(Collection entries)
######

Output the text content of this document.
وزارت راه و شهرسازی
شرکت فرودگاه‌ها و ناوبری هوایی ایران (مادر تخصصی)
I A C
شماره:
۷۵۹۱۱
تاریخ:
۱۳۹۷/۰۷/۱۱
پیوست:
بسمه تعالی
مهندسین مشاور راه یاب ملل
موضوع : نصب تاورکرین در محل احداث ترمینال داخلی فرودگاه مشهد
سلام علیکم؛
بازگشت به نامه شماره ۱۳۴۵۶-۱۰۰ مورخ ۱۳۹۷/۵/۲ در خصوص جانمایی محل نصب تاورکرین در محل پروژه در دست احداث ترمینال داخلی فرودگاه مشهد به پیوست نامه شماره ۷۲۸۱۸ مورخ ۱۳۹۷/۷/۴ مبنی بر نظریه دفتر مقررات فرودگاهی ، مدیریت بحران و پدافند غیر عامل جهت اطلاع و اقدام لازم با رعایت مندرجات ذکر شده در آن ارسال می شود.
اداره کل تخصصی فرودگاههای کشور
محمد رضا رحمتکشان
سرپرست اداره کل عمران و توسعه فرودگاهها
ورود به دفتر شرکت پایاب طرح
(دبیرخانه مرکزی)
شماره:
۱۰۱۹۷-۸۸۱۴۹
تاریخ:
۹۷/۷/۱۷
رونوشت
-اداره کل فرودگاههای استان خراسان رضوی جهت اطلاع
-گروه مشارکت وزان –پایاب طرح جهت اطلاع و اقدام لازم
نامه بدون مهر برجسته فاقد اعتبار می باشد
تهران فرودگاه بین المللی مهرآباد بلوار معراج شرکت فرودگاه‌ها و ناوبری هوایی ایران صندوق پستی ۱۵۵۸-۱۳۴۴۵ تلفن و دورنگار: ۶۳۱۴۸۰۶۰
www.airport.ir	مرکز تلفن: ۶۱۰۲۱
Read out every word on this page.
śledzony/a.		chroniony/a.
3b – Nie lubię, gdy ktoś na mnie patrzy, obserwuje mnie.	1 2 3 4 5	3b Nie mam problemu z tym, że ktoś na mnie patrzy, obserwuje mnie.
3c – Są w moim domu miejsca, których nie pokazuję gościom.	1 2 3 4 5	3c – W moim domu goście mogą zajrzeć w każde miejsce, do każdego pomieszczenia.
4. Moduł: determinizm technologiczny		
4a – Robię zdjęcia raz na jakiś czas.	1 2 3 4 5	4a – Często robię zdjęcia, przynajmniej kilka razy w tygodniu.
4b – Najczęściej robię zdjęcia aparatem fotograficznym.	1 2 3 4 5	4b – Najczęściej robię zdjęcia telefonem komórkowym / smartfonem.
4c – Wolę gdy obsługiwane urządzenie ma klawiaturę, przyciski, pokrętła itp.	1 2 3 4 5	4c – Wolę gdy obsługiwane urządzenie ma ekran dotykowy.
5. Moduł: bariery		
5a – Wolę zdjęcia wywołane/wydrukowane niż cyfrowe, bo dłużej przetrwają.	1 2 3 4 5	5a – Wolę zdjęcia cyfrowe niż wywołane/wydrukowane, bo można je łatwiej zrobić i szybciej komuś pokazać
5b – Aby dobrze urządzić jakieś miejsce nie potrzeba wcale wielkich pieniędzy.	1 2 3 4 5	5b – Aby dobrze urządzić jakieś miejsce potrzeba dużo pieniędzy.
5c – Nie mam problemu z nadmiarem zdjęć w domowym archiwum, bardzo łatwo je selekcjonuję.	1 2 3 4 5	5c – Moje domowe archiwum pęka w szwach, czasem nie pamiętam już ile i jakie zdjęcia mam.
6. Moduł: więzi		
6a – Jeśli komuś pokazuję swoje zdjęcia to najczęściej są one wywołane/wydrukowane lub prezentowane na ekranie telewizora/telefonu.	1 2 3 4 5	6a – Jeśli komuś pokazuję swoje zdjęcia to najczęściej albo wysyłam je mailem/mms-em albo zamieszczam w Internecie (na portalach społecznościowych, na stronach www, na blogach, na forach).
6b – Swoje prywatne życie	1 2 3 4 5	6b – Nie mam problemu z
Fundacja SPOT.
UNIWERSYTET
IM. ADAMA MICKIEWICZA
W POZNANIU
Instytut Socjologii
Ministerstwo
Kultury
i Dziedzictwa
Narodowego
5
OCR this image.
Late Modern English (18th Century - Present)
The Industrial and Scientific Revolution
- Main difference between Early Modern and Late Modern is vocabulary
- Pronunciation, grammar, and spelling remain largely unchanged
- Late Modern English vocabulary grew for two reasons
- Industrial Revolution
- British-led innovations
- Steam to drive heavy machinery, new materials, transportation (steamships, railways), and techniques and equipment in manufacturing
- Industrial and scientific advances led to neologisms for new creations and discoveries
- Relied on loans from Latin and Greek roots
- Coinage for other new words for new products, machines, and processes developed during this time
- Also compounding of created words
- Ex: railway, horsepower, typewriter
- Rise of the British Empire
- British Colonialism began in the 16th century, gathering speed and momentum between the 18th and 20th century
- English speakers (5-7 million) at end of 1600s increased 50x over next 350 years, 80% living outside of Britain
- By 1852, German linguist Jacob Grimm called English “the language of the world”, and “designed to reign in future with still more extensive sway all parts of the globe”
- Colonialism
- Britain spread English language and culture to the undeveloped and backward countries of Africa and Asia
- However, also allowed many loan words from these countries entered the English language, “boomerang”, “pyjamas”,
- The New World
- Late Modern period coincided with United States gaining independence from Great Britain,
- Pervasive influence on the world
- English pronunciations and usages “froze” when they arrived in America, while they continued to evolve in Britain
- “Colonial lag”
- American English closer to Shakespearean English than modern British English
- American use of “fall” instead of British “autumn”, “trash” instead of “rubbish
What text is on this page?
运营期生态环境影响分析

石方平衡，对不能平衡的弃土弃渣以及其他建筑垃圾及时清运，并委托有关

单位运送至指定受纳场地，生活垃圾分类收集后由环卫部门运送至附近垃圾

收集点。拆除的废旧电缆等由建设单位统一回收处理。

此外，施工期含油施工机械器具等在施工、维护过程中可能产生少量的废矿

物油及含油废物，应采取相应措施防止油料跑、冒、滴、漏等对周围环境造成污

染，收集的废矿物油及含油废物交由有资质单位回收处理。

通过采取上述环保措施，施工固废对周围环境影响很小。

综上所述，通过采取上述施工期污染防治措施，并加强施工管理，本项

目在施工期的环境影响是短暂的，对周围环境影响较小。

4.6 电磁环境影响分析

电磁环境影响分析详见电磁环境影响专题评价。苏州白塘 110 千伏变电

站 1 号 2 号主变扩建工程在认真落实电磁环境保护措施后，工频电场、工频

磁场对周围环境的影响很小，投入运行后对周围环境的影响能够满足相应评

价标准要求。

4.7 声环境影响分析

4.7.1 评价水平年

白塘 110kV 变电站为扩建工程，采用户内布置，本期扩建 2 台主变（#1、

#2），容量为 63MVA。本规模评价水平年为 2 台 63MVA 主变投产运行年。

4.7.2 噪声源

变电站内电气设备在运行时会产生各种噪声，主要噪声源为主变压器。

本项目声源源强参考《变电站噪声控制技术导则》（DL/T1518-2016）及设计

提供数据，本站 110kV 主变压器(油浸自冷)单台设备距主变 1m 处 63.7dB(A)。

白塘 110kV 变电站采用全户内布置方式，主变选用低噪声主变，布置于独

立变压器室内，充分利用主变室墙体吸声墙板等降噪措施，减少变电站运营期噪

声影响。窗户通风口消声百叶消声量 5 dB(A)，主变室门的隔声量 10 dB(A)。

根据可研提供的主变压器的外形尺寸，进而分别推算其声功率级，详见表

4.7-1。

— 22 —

######

DIRECTIVE –
Copy the lines from the entries above in which the word "داخلی" appears.

CORRECT OUTPUT –
موضوع : نصب تاورکرین در محل احداث ترمینال داخلی فرودگاه مشهد
بازگشت به نامه شماره ۱۳۴۵۶-۱۰۰ مورخ ۱۳۹۷/۵/۲ در خصوص جانمایی محل نصب تاورکرین در محل پروژه در دست احداث ترمینال داخلی فرودگاه مشهد به پیوست نامه شماره ۷۲۸۱۸ مورخ ۱۳۹۷/۷/۴ مبنی بر نظریه دفتر مقررات فرودگاهی ، مدیریت بحران و پدافند غیر عامل جهت اطلاع و اقدام لازم با رعایت مندرجات ذکر شده در آن ارسال می شود.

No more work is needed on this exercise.